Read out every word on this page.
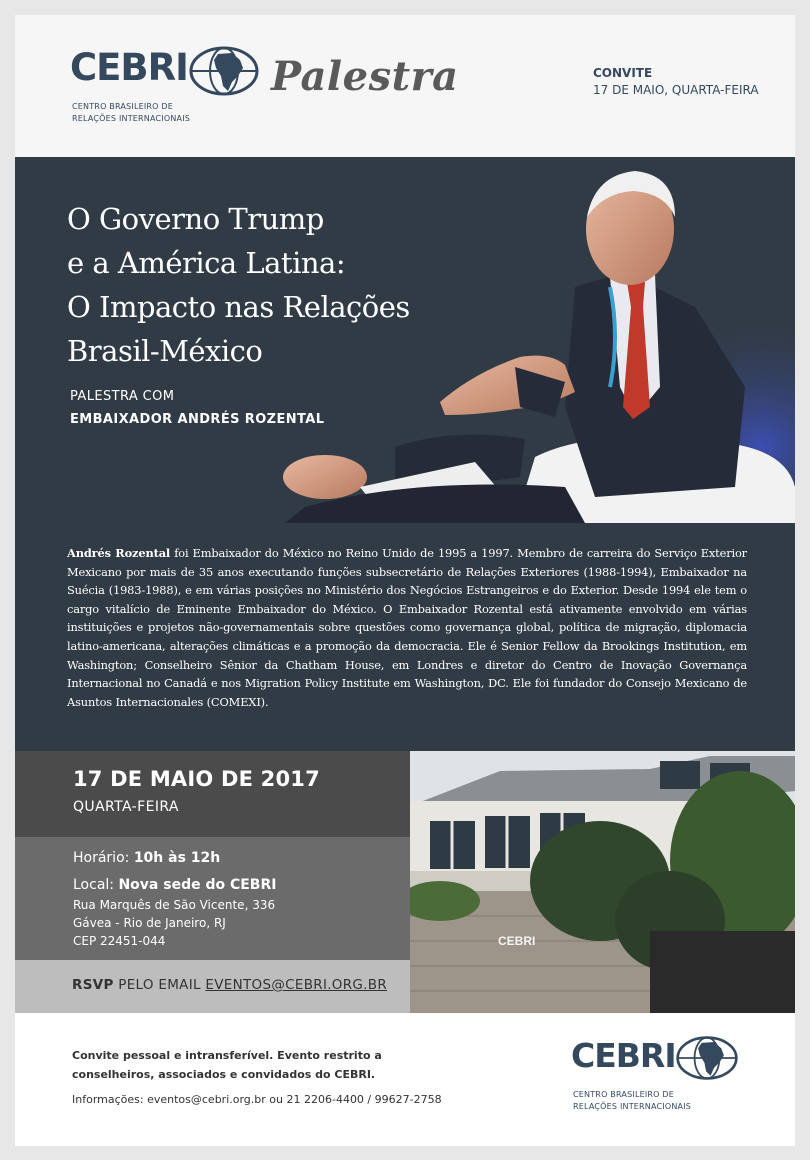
CEBRI
CENTRO BRASILEIRO DE
RELAÇÕES INTERNACIONAIS
Palestra	CONVITE
17 DE MAIO, QUARTA-FEIRA
O Governo Trump
e a América Latina:
O Impacto nas Relações
Brasil-México
PALESTRA COM
EMBAIXADOR ANDRÉS ROZENTAL

Andrés Rozental foi Embaixador do México no Reino Unido de 1995 a 1997. Membro de carreira do Serviço Exterior Mexicano por mais de 35 anos executando funções subsecretário de Relações Exteriores (1988-1994), Embaixador na Suécia (1983-1988), e em várias posições no Ministério dos Negócios Estrangeiros e do Exterior. Desde 1994 ele tem o cargo vitalício de Eminente Embaixador do México. O Embaixador Rozental está ativamente envolvido em várias instituições e projetos não-governamentais sobre questões como governança global, política de migração, diplomacia latino-americana, alterações climáticas e a promoção da democracia. Ele é Senior Fellow da Brookings Institution, em Washington; Conselheiro Sênior da Chatham House, em Londres e diretor do Centro de Inovação Governança Internacional no Canadá e nos Migration Policy Institute em Washington, DC. Ele foi fundador do Consejo Mexicano de Asuntos Internacionales (COMEXI).

17 DE MAIO DE 2017
QUARTA-FEIRA
Horário: 10h às 12h
Local: Nova sede do CEBRI
Rua Marquês de São Vicente, 336
Gávea - Rio de Janeiro, RJ
CEP 22451-044
RSVP PELO EMAIL EVENTOS@CEBRI.ORG.BR
CEBRI
Convite pessoal e intransferível. Evento restrito a conselheiros, associados e convidados do CEBRI.
Informações: eventos@cebri.org.br ou 21 2206-4400 / 99627-2758
CEBRI
CENTRO BRASILEIRO DE
RELAÇÕES INTERNACIONAIS
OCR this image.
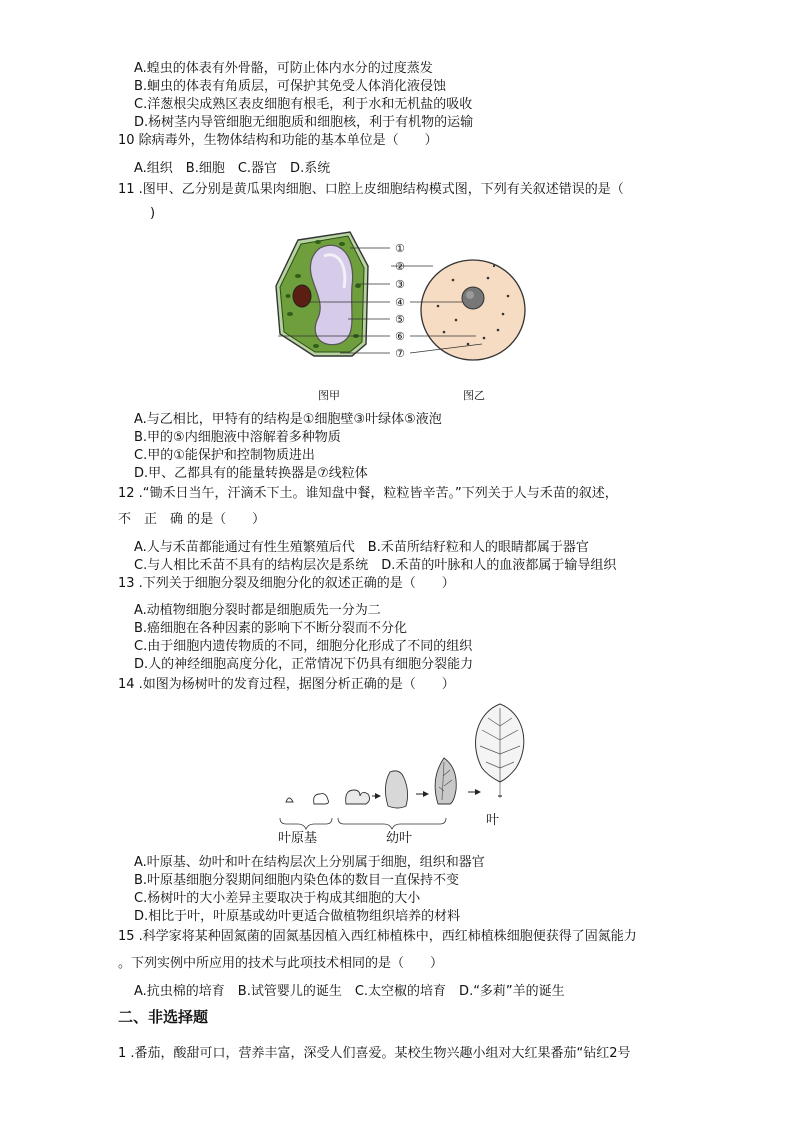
A.蝗虫的体表有外骨骼，可防止体内水分的过度蒸发
B.蛔虫的体表有角质层，可保护其免受人体消化液侵蚀
C.洋葱根尖成熟区表皮细胞有根毛，利于水和无机盐的吸收
D.杨树茎内导管细胞无细胞质和细胞核，利于有机物的运输
10 除病毒外，生物体结构和功能的基本单位是（　　）
A.组织　B.细胞　C.器官　D.系统
11 .图甲、乙分别是黄瓜果肉细胞、口腔上皮细胞结构模式图，下列有关叙述错误的是（
)
①
②
③
④
⑤
⑥
⑦
图甲	图乙
A.与乙相比，甲特有的结构是①细胞壁③叶绿体⑤液泡
B.甲的⑤内细胞液中溶解着多种物质
C.甲的①能保护和控制物质进出
D.甲、乙都具有的能量转换器是⑦线粒体
12 .“锄禾日当午，汗滴禾下土。谁知盘中餐，粒粒皆辛苦。”下列关于人与禾苗的叙述，
不　正　确 的是（　　）
A.人与禾苗都能通过有性生殖繁殖后代　B.禾苗所结籽粒和人的眼睛都属于器官
C.与人相比禾苗不具有的结构层次是系统　D.禾苗的叶脉和人的血液都属于输导组织
13 .下列关于细胞分裂及细胞分化的叙述正确的是（　　）
A.动植物细胞分裂时都是细胞质先一分为二
B.癌细胞在各种因素的影响下不断分裂而不分化
C.由于细胞内遗传物质的不同，细胞分化形成了不同的组织
D.人的神经细胞高度分化，正常情况下仍具有细胞分裂能力
14 .如图为杨树叶的发育过程，据图分析正确的是（　　）
叶原基	幼叶
叶
A.叶原基、幼叶和叶在结构层次上分别属于细胞，组织和器官
B.叶原基细胞分裂期间细胞内染色体的数目一直保持不变
C.杨树叶的大小差异主要取决于构成其细胞的大小
D.相比于叶，叶原基或幼叶更适合做植物组织培养的材料
15 .科学家将某种固氮菌的固氮基因植入西红柿植株中，西红柿植株细胞便获得了固氮能力
。下列实例中所应用的技术与此项技术相同的是（　　）
A.抗虫棉的培育　B.试管婴儿的诞生　C.太空椒的培育　D.“多莉”羊的诞生
二、非选择题
1 .番茄，酸甜可口，营养丰富，深受人们喜爱。某校生物兴趣小组对大红果番茄“钻红2号
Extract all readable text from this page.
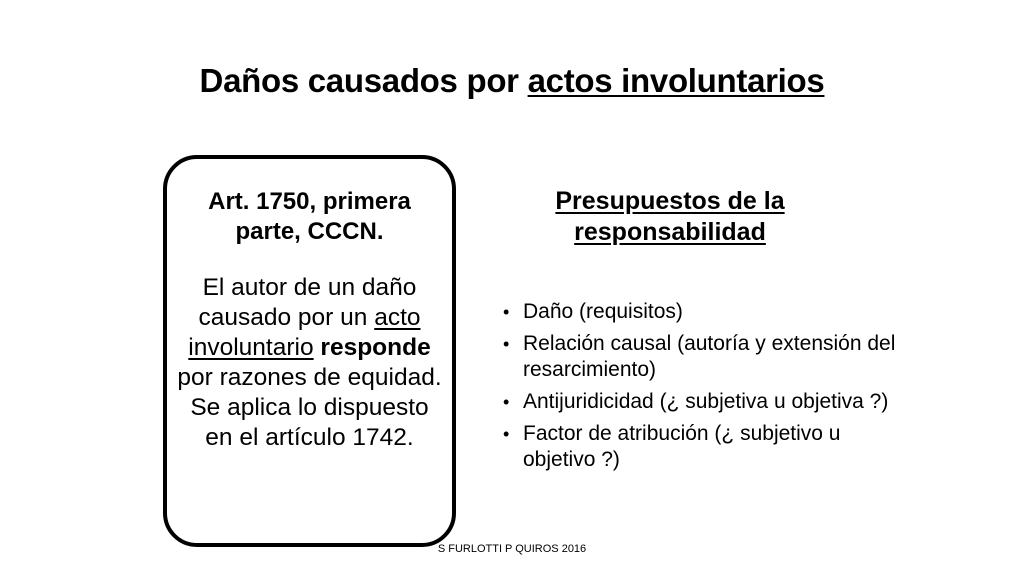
Daños causados por actos involuntarios

Art. 1750, primera parte, CCCN.

El autor de un daño causado por un acto involuntario responde por razones de equidad. Se aplica lo dispuesto en el artículo 1742.

Presupuestos de la responsabilidad

• Daño (requisitos)
• Relación causal (autoría y extensión del resarcimiento)
• Antijuridicidad (¿ subjetiva u objetiva ?)
• Factor de atribución (¿ subjetivo u objetivo ?)
S FURLOTTI P QUIROS 2016
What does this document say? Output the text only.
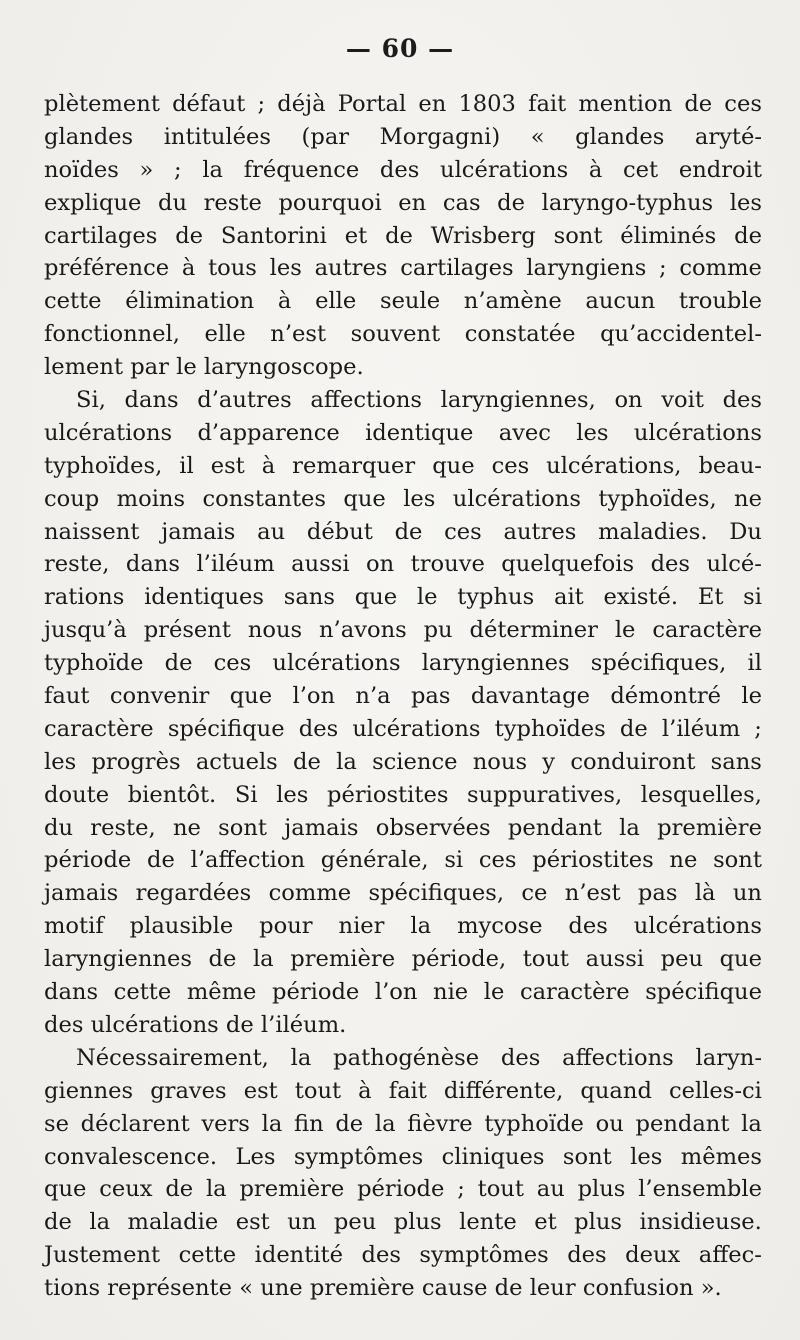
— 60 —
plètement défaut ; déjà Portal en 1803 fait mention de ces
glandes intitulées (par Morgagni) « glandes aryté-
noïdes » ; la fréquence des ulcérations à cet endroit
explique du reste pourquoi en cas de laryngo-typhus les
cartilages de Santorini et de Wrisberg sont éliminés de
préférence à tous les autres cartilages laryngiens ; comme
cette élimination à elle seule n’amène aucun trouble
fonctionnel, elle n’est souvent constatée qu’accidentel-
lement par le laryngoscope.
Si, dans d’autres affections laryngiennes, on voit des
ulcérations d’apparence identique avec les ulcérations
typhoïdes, il est à remarquer que ces ulcérations, beau-
coup moins constantes que les ulcérations typhoïdes, ne
naissent jamais au début de ces autres maladies. Du
reste, dans l’iléum aussi on trouve quelquefois des ulcé-
rations identiques sans que le typhus ait existé. Et si
jusqu’à présent nous n’avons pu déterminer le caractère
typhoïde de ces ulcérations laryngiennes spécifiques, il
faut convenir que l’on n’a pas davantage démontré le
caractère spécifique des ulcérations typhoïdes de l’iléum ;
les progrès actuels de la science nous y conduiront sans
doute bientôt. Si les périostites suppuratives, lesquelles,
du reste, ne sont jamais observées pendant la première
période de l’affection générale, si ces périostites ne sont
jamais regardées comme spécifiques, ce n’est pas là un
motif plausible pour nier la mycose des ulcérations
laryngiennes de la première période, tout aussi peu que
dans cette même période l’on nie le caractère spécifique
des ulcérations de l’iléum.
Nécessairement, la pathogénèse des affections laryn-
giennes graves est tout à fait différente, quand celles-ci
se déclarent vers la fin de la fièvre typhoïde ou pendant la
convalescence. Les symptômes cliniques sont les mêmes
que ceux de la première période ; tout au plus l’ensemble
de la maladie est un peu plus lente et plus insidieuse.
Justement cette identité des symptômes des deux affec-
tions représente « une première cause de leur confusion ».
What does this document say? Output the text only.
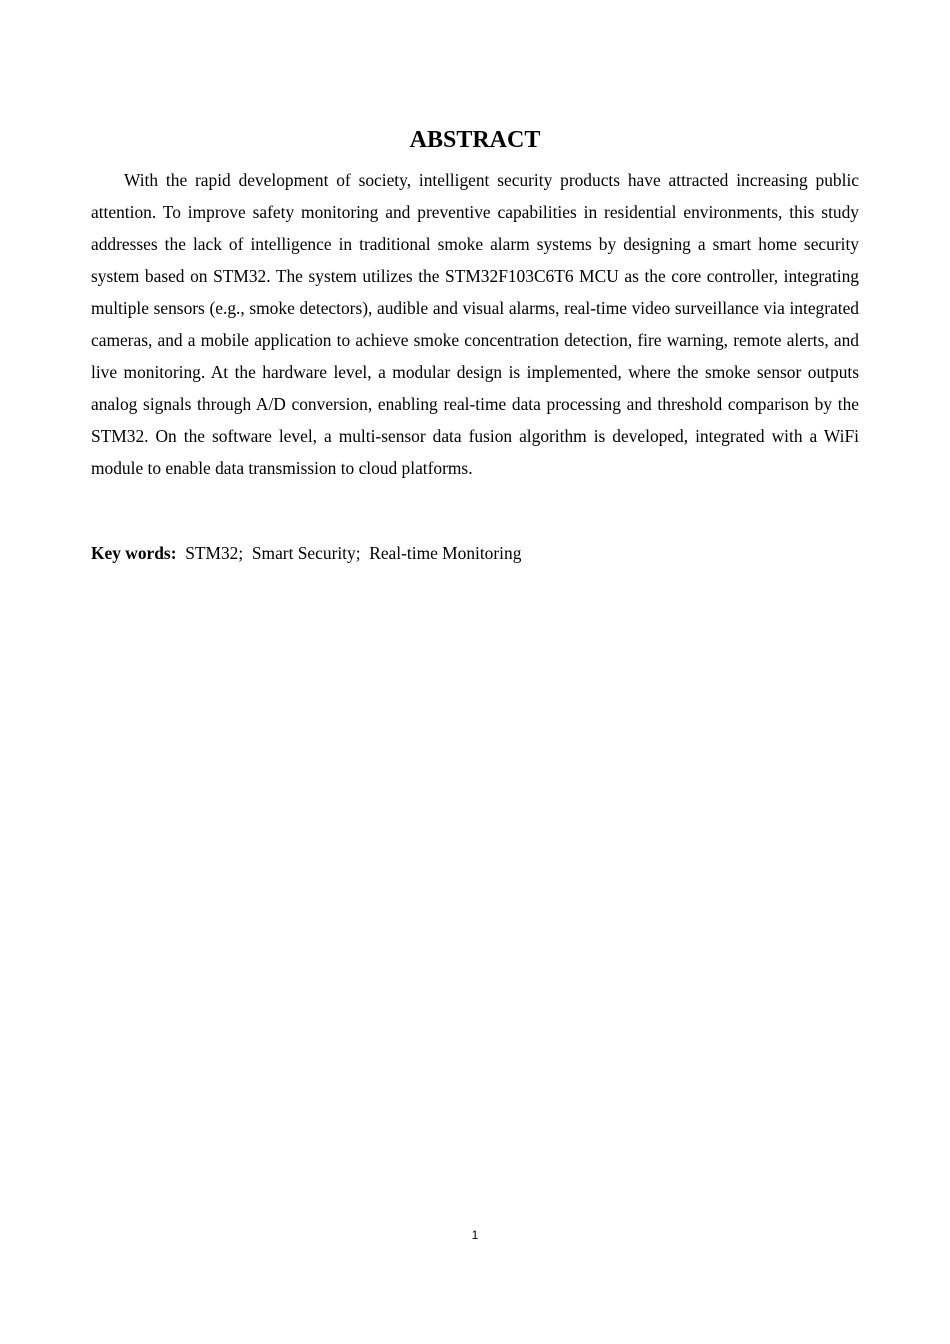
ABSTRACT

With the rapid development of society, intelligent security products have attracted increasing public attention. To improve safety monitoring and preventive capabilities in residential environments, this study addresses the lack of intelligence in traditional smoke alarm systems by designing a smart home security system based on STM32. The system utilizes the STM32F103C6T6 MCU as the core controller, integrating multiple sensors (e.g., smoke detectors), audible and visual alarms, real-time video surveillance via integrated cameras, and a mobile application to achieve smoke concentration detection, fire warning, remote alerts, and live monitoring. At the hardware level, a modular design is implemented, where the smoke sensor outputs analog signals through A/D conversion, enabling real-time data processing and threshold comparison by the STM32. On the software level, a multi-sensor data fusion algorithm is developed, integrated with a WiFi module to enable data transmission to cloud platforms.

Key words:  STM32;  Smart Security;  Real-time Monitoring

1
──────────────────────────────
Images must not appear in the copy; reproduce everything else in the records verbatim.

Read out every word on this page.
CEBRI
CENTRO BRASILEIRO DE
RELAÇÕES INTERNACIONAIS
Palestra	CONVITE
17 DE MAIO, QUARTA-FEIRA
O Governo Trump
e a América Latina:
O Impacto nas Relações
Brasil-México
PALESTRA COM
EMBAIXADOR ANDRÉS ROZENTAL

Andrés Rozental foi Embaixador do México no Reino Unido de 1995 a 1997. Membro de carreira do Serviço Exterior Mexicano por mais de 35 anos executando funções subsecretário de Relações Exteriores (1988-1994), Embaixador na Suécia (1983-1988), e em várias posições no Ministério dos Negócios Estrangeiros e do Exterior. Desde 1994 ele tem o cargo vitalício de Eminente Embaixador do México. O Embaixador Rozental está ativamente envolvido em várias instituições e projetos não-governamentais sobre questões como governança global, política de migração, diplomacia latino-americana, alterações climáticas e a promoção da democracia. Ele é Senior Fellow da Brookings Institution, em Washington; Conselheiro Sênior da Chatham House, em Londres e diretor do Centro de Inovação Governança Internacional no Canadá e nos Migration Policy Institute em Washington, DC. Ele foi fundador do Consejo Mexicano de Asuntos Internacionales (COMEXI).

17 DE MAIO DE 2017
QUARTA-FEIRA
Horário: 10h às 12h
Local: Nova sede do CEBRI
Rua Marquês de São Vicente, 336
Gávea - Rio de Janeiro, RJ
CEP 22451-044
RSVP PELO EMAIL EVENTOS@CEBRI.ORG.BR
CEBRI
Convite pessoal e intransferível. Evento restrito a conselheiros, associados e convidados do CEBRI.
Informações: eventos@cebri.org.br ou 21 2206-4400 / 99627-2758
CEBRI
CENTRO BRASILEIRO DE
RELAÇÕES INTERNACIONAIS
OCR this image.
A.蝗虫的体表有外骨骼，可防止体内水分的过度蒸发
B.蛔虫的体表有角质层，可保护其免受人体消化液侵蚀
C.洋葱根尖成熟区表皮细胞有根毛，利于水和无机盐的吸收
D.杨树茎内导管细胞无细胞质和细胞核，利于有机物的运输
10 除病毒外，生物体结构和功能的基本单位是（　　）
A.组织　B.细胞　C.器官　D.系统
11 .图甲、乙分别是黄瓜果肉细胞、口腔上皮细胞结构模式图，下列有关叙述错误的是（
)
①
②
③
④
⑤
⑥
⑦
图甲	图乙
A.与乙相比，甲特有的结构是①细胞壁③叶绿体⑤液泡
B.甲的⑤内细胞液中溶解着多种物质
C.甲的①能保护和控制物质进出
D.甲、乙都具有的能量转换器是⑦线粒体
12 .“锄禾日当午，汗滴禾下土。谁知盘中餐，粒粒皆辛苦。”下列关于人与禾苗的叙述，
不　正　确 的是（　　）
A.人与禾苗都能通过有性生殖繁殖后代　B.禾苗所结籽粒和人的眼睛都属于器官
C.与人相比禾苗不具有的结构层次是系统　D.禾苗的叶脉和人的血液都属于输导组织
13 .下列关于细胞分裂及细胞分化的叙述正确的是（　　）
A.动植物细胞分裂时都是细胞质先一分为二
B.癌细胞在各种因素的影响下不断分裂而不分化
C.由于细胞内遗传物质的不同，细胞分化形成了不同的组织
D.人的神经细胞高度分化，正常情况下仍具有细胞分裂能力
14 .如图为杨树叶的发育过程，据图分析正确的是（　　）
叶原基	幼叶
叶
A.叶原基、幼叶和叶在结构层次上分别属于细胞，组织和器官
B.叶原基细胞分裂期间细胞内染色体的数目一直保持不变
C.杨树叶的大小差异主要取决于构成其细胞的大小
D.相比于叶，叶原基或幼叶更适合做植物组织培养的材料
15 .科学家将某种固氮菌的固氮基因植入西红柿植株中，西红柿植株细胞便获得了固氮能力
。下列实例中所应用的技术与此项技术相同的是（　　）
A.抗虫棉的培育　B.试管婴儿的诞生　C.太空椒的培育　D.“多莉”羊的诞生
二、非选择题
1 .番茄，酸甜可口，营养丰富，深受人们喜爱。某校生物兴趣小组对大红果番茄“钻红2号
Extract all readable text from this page.
Daños causados por actos involuntarios

Art. 1750, primera parte, CCCN.

El autor de un daño causado por un acto involuntario responde por razones de equidad. Se aplica lo dispuesto en el artículo 1742.

Presupuestos de la responsabilidad

• Daño (requisitos)
• Relación causal (autoría y extensión del resarcimiento)
• Antijuridicidad (¿ subjetiva u objetiva ?)
• Factor de atribución (¿ subjetivo u objetivo ?)
S FURLOTTI P QUIROS 2016
What does this document say? Output the text only.
— 60 —
plètement défaut ; déjà Portal en 1803 fait mention de ces
glandes intitulées (par Morgagni) « glandes aryté-
noïdes » ; la fréquence des ulcérations à cet endroit
explique du reste pourquoi en cas de laryngo-typhus les
cartilages de Santorini et de Wrisberg sont éliminés de
préférence à tous les autres cartilages laryngiens ; comme
cette élimination à elle seule n’amène aucun trouble
fonctionnel, elle n’est souvent constatée qu’accidentel-
lement par le laryngoscope.
Si, dans d’autres affections laryngiennes, on voit des
ulcérations d’apparence identique avec les ulcérations
typhoïdes, il est à remarquer que ces ulcérations, beau-
coup moins constantes que les ulcérations typhoïdes, ne
naissent jamais au début de ces autres maladies. Du
reste, dans l’iléum aussi on trouve quelquefois des ulcé-
rations identiques sans que le typhus ait existé. Et si
jusqu’à présent nous n’avons pu déterminer le caractère
typhoïde de ces ulcérations laryngiennes spécifiques, il
faut convenir que l’on n’a pas davantage démontré le
caractère spécifique des ulcérations typhoïdes de l’iléum ;
les progrès actuels de la science nous y conduiront sans
doute bientôt. Si les périostites suppuratives, lesquelles,
du reste, ne sont jamais observées pendant la première
période de l’affection générale, si ces périostites ne sont
jamais regardées comme spécifiques, ce n’est pas là un
motif plausible pour nier la mycose des ulcérations
laryngiennes de la première période, tout aussi peu que
dans cette même période l’on nie le caractère spécifique
des ulcérations de l’iléum.
Nécessairement, la pathogénèse des affections laryn-
giennes graves est tout à fait différente, quand celles-ci
se déclarent vers la fin de la fièvre typhoïde ou pendant la
convalescence. Les symptômes cliniques sont les mêmes
que ceux de la première période ; tout au plus l’ensemble
de la maladie est un peu plus lente et plus insidieuse.
Justement cette identité des symptômes des deux affec-
tions représente « une première cause de leur confusion ».
What does this document say? Output the text only.
ABSTRACT

With the rapid development of society, intelligent security products have attracted increasing public attention. To improve safety monitoring and preventive capabilities in residential environments, this study addresses the lack of intelligence in traditional smoke alarm systems by designing a smart home security system based on STM32. The system utilizes the STM32F103C6T6 MCU as the core controller, integrating multiple sensors (e.g., smoke detectors), audible and visual alarms, real-time video surveillance via integrated cameras, and a mobile application to achieve smoke concentration detection, fire warning, remote alerts, and live monitoring. At the hardware level, a modular design is implemented, where the smoke sensor outputs analog signals through A/D conversion, enabling real-time data processing and threshold comparison by the STM32. On the software level, a multi-sensor data fusion algorithm is developed, integrated with a WiFi module to enable data transmission to cloud platforms.

Key words:  STM32;  Smart Security;  Real-time Monitoring

1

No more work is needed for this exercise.